Task details
In the entries below, find the lines that contain the word "start" and copy them.

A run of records
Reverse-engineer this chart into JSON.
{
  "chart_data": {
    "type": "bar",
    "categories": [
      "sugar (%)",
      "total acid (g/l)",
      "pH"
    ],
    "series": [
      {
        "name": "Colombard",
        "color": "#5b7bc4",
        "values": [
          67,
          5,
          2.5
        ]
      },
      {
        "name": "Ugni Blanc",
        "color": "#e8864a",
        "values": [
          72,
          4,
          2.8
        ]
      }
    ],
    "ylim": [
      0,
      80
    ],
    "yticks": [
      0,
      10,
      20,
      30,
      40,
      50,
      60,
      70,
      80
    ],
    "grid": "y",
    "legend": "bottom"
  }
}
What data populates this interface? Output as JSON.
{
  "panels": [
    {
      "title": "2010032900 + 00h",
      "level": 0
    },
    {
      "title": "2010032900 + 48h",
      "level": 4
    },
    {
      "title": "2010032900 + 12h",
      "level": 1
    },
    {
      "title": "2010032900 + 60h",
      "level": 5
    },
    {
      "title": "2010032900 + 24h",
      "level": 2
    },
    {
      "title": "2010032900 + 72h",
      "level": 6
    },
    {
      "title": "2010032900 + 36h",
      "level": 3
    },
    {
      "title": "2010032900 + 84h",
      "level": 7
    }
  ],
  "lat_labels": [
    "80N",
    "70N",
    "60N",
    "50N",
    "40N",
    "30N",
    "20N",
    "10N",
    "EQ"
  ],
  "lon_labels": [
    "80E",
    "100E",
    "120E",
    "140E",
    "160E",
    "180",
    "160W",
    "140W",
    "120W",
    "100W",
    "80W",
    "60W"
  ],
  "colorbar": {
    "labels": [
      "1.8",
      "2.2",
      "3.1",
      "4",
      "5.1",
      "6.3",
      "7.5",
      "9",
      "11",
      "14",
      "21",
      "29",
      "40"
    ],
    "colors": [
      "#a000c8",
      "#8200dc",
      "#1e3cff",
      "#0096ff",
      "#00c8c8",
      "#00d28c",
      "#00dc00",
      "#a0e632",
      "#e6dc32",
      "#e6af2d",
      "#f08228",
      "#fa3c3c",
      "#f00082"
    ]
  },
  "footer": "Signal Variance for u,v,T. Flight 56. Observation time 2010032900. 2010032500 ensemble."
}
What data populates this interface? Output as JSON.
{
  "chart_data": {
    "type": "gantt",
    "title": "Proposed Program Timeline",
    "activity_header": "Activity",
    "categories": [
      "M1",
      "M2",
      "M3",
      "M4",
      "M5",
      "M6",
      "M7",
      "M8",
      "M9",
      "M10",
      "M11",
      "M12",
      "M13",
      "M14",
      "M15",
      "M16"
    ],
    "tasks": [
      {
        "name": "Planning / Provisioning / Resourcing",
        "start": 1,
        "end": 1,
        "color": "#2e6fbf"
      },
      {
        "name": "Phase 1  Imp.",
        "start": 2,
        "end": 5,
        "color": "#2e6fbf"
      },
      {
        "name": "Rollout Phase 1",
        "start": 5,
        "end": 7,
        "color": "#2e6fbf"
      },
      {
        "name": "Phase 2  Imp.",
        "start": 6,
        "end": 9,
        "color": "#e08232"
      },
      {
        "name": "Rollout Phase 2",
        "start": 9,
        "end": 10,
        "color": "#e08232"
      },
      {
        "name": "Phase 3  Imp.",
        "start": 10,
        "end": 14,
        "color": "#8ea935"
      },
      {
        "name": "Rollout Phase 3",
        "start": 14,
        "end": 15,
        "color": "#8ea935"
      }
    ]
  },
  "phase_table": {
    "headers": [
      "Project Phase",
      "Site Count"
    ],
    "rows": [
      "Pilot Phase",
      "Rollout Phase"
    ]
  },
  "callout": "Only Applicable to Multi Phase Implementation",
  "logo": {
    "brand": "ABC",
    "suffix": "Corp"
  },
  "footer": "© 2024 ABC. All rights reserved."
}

Reply
        "start": 1,
        "start": 2,
        "start": 5,
        "start": 6,
        "start": 9,
        "start": 10,
        "start": 14,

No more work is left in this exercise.